What to produce:
Write every line of the material out exactly as shown.

--- Entries ---

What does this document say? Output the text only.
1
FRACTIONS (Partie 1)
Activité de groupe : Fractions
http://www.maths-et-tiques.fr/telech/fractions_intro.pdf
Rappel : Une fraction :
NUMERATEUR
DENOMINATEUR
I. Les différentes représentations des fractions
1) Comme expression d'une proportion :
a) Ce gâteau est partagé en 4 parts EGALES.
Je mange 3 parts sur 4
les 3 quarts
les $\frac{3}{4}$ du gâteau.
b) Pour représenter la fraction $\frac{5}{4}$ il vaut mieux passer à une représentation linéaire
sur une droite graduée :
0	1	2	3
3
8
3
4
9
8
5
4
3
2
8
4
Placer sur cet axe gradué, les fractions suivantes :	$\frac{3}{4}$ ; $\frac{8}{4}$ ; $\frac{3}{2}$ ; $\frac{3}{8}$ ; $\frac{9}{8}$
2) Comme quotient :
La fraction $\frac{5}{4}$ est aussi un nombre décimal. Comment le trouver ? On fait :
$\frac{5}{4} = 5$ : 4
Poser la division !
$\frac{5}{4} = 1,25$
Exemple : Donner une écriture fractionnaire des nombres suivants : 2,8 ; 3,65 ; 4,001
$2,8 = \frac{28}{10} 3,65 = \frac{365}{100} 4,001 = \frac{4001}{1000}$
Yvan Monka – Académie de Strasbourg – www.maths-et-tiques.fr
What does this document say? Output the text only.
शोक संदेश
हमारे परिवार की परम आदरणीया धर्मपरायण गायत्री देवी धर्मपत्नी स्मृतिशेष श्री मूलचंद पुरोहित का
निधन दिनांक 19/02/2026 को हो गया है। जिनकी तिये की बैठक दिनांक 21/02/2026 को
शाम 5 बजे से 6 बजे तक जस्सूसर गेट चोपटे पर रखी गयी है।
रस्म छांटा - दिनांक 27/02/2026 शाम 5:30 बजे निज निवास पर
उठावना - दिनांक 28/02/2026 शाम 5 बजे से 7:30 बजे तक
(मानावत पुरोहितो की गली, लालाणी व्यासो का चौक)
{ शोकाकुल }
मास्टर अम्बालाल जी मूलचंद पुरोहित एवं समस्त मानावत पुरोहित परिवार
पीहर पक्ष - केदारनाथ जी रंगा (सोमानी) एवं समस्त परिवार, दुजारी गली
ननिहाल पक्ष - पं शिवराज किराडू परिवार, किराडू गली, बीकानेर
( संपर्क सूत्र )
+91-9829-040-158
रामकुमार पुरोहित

---

Completed exercise:
What does this document say? Output the text only.
1
FRACTIONS (Partie 1)
Activité de groupe : Fractions
http://www.maths-et-tiques.fr/telech/fractions_intro.pdf
Rappel : Une fraction :
NUMERATEUR
DENOMINATEUR
I. Les différentes représentations des fractions
1) Comme expression d'une proportion :
a) Ce gâteau est partagé en 4 parts EGALES.
Je mange 3 parts sur 4
les 3 quarts
les $\frac{3}{4}$ du gâteau.
b) Pour représenter la fraction $\frac{5}{4}$ il vaut mieux passer à une représentation linéaire
sur une droite graduée :
0	1	2	3
3
8
3
4
9
8
5
4
3
2
8
4
Placer sur cet axe gradué, les fractions suivantes :	$\frac{3}{4}$ ; $\frac{8}{4}$ ; $\frac{3}{2}$ ; $\frac{3}{8}$ ; $\frac{9}{8}$
2) Comme quotient :
La fraction $\frac{5}{4}$ est aussi un nombre décimal. Comment le trouver ? On fait :
$\frac{5}{4} = 5$ : 4
Poser la division !
$\frac{5}{4} = 1,25$
Exemple : Donner une écriture fractionnaire des nombres suivants : 2,8 ; 3,65 ; 4,001
$2,8 = \frac{28}{10} 3,65 = \frac{365}{100} 4,001 = \frac{4001}{1000}$
Yvan Monka – Académie de Strasbourg – www.maths-et-tiques.fr
What does this document say? Output the text only.
शोक संदेश
हमारे परिवार की परम आदरणीया धर्मपरायण गायत्री देवी धर्मपत्नी स्मृतिशेष श्री मूलचंद पुरोहित का
निधन दिनांक 19/02/2026 को हो गया है। जिनकी तिये की बैठक दिनांक 21/02/2026 को
शाम 5 बजे से 6 बजे तक जस्सूसर गेट चोपटे पर रखी गयी है।
रस्म छांटा - दिनांक 27/02/2026 शाम 5:30 बजे निज निवास पर
उठावना - दिनांक 28/02/2026 शाम 5 बजे से 7:30 बजे तक
(मानावत पुरोहितो की गली, लालाणी व्यासो का चौक)
{ शोकाकुल }
मास्टर अम्बालाल जी मूलचंद पुरोहित एवं समस्त मानावत पुरोहित परिवार
पीहर पक्ष - केदारनाथ जी रंगा (सोमानी) एवं समस्त परिवार, दुजारी गली
ननिहाल पक्ष - पं शिवराज किराडू परिवार, किराडू गली, बीकानेर
( संपर्क सूत्र )
+91-9829-040-158
रामकुमार पुरोहित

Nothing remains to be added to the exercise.